Copy every line of the data that contains the string "thinly".

> [Data]
▶

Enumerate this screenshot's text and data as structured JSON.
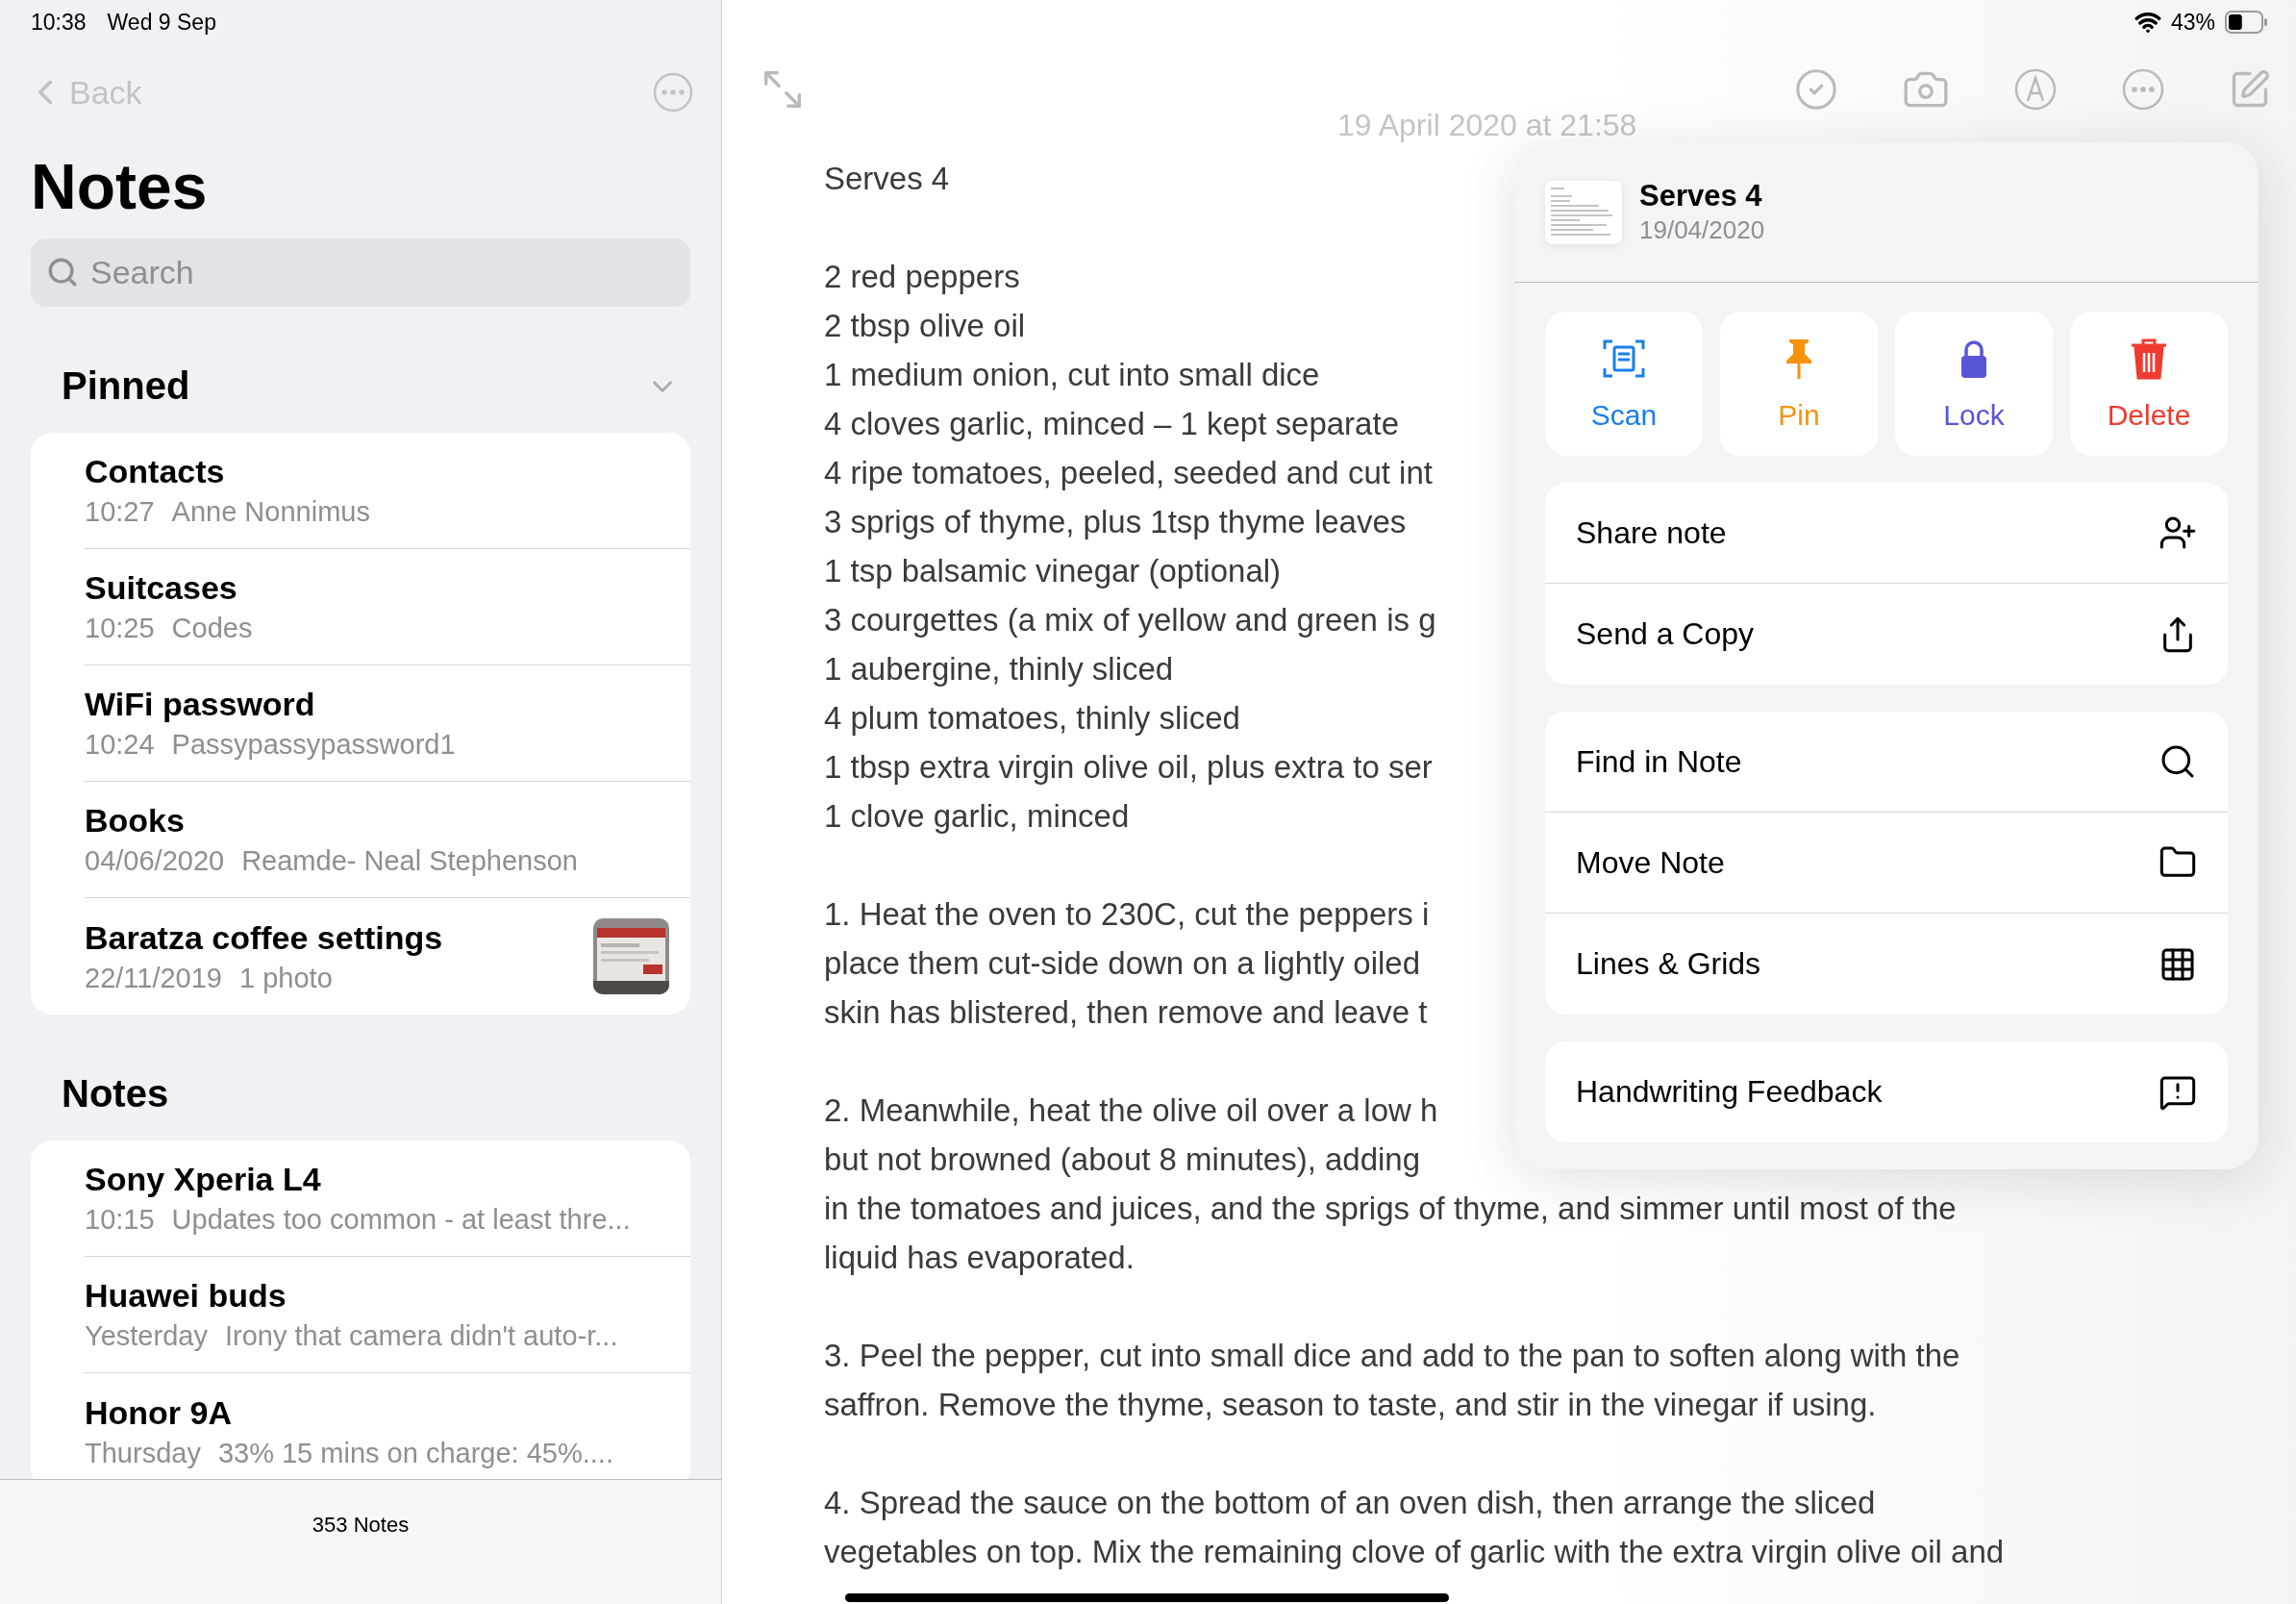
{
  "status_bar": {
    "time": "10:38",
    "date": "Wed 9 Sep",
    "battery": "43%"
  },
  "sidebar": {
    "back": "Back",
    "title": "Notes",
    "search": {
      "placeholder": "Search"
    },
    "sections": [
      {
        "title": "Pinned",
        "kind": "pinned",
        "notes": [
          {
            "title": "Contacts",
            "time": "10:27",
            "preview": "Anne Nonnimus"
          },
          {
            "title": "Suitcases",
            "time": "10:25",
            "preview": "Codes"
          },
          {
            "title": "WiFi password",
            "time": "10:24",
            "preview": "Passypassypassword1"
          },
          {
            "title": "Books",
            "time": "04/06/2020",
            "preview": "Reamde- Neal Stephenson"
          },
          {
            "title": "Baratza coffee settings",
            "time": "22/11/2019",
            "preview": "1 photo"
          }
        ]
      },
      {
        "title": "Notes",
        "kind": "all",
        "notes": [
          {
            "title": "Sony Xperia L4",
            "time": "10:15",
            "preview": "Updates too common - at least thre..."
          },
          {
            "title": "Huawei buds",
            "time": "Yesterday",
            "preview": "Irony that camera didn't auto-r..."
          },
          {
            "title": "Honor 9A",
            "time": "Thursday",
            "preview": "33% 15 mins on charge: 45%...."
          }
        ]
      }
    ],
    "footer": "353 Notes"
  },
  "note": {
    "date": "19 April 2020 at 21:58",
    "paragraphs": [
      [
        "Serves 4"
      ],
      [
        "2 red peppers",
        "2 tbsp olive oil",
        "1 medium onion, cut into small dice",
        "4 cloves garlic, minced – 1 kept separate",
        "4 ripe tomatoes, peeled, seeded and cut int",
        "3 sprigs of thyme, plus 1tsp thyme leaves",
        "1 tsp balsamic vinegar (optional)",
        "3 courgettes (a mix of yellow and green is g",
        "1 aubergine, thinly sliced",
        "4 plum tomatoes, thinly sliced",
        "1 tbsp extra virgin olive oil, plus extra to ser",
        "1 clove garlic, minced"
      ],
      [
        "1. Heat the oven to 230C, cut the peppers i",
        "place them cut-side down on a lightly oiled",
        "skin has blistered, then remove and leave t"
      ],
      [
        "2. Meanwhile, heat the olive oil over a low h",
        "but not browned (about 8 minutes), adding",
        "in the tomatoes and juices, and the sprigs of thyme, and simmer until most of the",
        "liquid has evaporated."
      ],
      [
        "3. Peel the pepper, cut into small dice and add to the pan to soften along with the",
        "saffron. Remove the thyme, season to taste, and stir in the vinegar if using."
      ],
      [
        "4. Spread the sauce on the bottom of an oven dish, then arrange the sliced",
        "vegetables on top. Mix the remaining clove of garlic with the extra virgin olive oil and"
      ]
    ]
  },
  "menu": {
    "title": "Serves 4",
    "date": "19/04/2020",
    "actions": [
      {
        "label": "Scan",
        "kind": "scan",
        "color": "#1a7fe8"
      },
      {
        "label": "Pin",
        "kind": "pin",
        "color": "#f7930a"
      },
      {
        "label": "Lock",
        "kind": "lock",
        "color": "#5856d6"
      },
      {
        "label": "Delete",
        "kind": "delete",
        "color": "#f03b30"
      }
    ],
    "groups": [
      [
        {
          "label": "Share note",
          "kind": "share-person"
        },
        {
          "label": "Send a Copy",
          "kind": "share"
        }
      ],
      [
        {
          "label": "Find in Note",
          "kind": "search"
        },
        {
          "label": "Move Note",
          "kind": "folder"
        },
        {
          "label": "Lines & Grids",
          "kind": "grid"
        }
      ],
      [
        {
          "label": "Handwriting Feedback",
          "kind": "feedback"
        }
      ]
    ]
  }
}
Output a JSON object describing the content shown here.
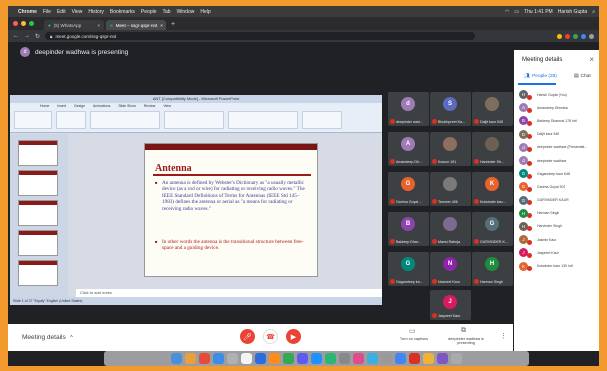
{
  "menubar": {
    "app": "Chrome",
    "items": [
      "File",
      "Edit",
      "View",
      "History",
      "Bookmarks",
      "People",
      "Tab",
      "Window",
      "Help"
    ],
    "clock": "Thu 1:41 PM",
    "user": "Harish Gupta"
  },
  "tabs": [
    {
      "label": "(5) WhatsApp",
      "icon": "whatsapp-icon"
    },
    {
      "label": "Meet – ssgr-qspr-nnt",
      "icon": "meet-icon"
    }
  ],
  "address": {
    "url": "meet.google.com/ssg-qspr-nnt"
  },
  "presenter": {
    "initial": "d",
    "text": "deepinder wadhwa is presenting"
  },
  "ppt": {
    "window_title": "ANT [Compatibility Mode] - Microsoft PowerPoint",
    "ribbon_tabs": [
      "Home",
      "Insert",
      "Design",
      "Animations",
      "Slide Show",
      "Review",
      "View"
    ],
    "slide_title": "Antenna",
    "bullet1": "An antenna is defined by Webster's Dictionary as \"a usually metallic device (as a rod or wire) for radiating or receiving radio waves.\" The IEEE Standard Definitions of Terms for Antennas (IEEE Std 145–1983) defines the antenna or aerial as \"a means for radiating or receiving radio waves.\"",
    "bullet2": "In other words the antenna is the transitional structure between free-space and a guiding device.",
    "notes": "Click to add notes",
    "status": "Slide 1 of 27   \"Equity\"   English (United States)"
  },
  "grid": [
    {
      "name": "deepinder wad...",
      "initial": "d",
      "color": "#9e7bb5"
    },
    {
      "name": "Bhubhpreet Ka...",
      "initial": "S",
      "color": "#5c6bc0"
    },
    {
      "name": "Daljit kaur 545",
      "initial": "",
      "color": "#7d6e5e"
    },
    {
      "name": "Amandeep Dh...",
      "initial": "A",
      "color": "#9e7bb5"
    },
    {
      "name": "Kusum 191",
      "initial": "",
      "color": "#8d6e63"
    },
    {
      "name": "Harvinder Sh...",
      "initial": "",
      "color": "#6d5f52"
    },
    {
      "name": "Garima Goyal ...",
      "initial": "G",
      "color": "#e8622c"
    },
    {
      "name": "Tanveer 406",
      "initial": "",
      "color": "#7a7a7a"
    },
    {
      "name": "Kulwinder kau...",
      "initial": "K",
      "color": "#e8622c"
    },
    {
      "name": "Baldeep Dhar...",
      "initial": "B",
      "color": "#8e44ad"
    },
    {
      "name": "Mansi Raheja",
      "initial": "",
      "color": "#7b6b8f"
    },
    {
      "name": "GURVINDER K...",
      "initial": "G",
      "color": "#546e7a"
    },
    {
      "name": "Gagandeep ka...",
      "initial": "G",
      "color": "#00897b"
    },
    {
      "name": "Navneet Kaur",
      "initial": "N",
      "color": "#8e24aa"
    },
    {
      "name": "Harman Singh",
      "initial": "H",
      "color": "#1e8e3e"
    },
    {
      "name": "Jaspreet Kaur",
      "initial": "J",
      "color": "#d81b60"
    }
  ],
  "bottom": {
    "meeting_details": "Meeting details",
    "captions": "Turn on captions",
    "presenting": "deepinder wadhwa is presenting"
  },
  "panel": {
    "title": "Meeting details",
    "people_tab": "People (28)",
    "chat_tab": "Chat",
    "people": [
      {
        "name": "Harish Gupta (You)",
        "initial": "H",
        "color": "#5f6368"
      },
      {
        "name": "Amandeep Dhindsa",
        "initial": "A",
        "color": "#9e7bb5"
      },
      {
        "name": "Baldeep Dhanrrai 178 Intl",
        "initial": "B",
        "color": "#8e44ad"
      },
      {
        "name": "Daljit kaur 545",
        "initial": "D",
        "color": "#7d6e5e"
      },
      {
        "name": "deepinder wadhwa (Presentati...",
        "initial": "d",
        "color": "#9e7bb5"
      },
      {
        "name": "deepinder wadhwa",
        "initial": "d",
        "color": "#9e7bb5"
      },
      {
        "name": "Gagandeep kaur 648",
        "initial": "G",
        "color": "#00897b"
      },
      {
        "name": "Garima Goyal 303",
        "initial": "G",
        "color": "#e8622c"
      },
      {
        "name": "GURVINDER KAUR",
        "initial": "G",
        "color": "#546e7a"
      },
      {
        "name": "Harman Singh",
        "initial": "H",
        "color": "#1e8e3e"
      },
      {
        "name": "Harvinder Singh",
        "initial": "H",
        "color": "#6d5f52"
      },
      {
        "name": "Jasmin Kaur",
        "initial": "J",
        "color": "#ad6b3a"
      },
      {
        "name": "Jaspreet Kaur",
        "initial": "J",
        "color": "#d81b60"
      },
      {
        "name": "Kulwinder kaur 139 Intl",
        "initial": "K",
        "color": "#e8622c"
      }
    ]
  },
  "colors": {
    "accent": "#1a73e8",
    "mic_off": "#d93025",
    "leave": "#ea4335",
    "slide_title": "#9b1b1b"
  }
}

◀

> [Task result]
        "1 aubergine, thinly sliced",
        "4 plum tomatoes, thinly sliced",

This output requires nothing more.